▶ **Structured figure records**:
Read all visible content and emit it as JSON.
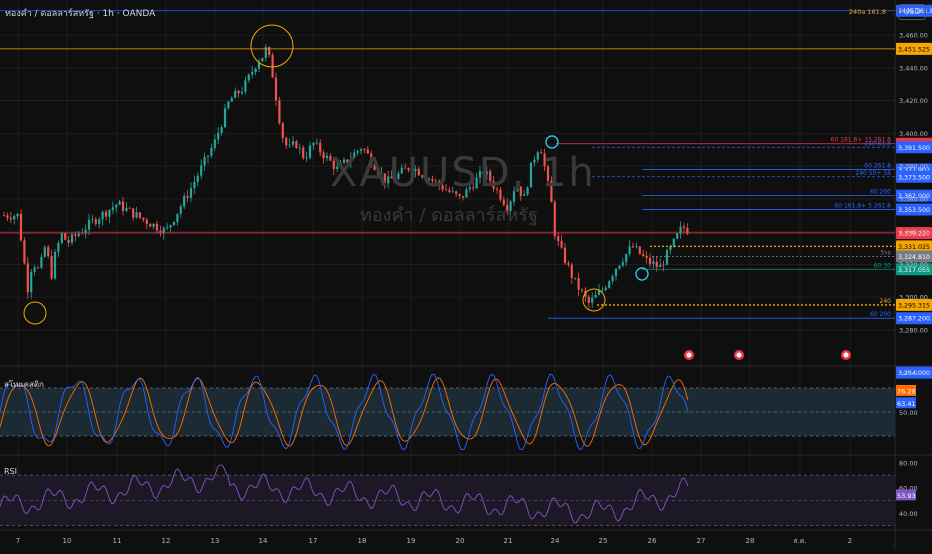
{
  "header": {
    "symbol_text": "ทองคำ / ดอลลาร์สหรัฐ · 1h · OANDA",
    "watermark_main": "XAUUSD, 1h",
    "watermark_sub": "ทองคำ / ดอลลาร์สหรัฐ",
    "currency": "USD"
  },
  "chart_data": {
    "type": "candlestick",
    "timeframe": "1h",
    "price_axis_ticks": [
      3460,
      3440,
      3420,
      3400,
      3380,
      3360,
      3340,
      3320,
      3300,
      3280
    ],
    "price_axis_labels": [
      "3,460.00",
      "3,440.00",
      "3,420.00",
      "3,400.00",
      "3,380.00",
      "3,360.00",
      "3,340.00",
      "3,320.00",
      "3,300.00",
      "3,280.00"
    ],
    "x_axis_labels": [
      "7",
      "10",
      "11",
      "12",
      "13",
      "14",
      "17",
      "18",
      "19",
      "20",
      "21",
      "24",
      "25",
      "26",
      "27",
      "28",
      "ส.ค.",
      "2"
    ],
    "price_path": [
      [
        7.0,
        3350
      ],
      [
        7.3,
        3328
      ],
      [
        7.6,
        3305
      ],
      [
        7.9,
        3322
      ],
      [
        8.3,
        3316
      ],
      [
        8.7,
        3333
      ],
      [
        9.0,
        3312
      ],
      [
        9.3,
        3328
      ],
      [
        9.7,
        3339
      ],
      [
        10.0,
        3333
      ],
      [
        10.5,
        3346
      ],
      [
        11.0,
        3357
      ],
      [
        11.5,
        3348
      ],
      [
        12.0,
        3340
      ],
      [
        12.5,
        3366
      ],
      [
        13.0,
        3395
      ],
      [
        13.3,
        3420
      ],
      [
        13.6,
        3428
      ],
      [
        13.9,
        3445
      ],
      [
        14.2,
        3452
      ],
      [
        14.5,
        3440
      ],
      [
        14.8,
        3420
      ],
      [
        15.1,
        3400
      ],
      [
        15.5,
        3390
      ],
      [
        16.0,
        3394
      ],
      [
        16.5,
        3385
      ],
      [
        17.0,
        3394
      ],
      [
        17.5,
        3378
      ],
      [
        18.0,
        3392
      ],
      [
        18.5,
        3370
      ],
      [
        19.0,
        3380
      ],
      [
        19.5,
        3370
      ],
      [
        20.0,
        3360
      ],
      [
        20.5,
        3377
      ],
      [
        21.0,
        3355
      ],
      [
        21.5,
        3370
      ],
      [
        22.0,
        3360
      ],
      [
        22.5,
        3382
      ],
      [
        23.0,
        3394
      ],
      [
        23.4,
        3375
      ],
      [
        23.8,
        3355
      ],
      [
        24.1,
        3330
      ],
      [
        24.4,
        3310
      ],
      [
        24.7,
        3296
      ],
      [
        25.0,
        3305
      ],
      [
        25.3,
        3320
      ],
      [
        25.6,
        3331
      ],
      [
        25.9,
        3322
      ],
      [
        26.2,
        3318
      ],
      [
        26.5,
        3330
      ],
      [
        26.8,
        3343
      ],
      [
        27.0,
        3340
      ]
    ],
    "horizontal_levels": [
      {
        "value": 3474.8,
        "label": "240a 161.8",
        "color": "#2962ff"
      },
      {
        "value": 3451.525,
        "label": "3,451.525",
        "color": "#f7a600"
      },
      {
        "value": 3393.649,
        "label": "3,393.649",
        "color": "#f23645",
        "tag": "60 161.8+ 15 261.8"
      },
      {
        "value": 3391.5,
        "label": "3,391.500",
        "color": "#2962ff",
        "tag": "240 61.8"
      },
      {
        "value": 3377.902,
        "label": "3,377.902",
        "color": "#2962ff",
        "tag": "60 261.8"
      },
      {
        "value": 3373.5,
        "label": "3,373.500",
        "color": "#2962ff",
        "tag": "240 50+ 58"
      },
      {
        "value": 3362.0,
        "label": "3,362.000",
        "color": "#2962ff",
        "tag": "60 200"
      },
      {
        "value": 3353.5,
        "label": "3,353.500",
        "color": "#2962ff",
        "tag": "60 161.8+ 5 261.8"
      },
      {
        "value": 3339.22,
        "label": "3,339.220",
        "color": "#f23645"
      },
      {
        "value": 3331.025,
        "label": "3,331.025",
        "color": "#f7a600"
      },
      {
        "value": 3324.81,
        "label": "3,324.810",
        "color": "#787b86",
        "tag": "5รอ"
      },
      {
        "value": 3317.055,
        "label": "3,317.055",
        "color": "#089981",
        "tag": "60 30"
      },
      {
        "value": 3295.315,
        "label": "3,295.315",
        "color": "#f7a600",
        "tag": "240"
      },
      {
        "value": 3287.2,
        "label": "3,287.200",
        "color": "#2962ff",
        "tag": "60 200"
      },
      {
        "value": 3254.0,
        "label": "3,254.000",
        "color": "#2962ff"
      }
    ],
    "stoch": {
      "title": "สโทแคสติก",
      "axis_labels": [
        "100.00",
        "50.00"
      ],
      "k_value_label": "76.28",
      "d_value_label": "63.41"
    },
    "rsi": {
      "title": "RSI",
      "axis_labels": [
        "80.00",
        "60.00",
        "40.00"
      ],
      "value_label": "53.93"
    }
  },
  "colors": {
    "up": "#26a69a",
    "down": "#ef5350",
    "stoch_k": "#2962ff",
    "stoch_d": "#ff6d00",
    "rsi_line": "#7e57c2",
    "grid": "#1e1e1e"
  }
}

▶ **TO BE DONE**: Extract from the material all lines containing the string "ทองคำ".

▶ **FINISHED EXERCISE**:
    "symbol_text": "ทองคำ / ดอลลาร์สหรัฐ · 1h · OANDA",
    "watermark_sub": "ทองคำ / ดอลลาร์สหรัฐ",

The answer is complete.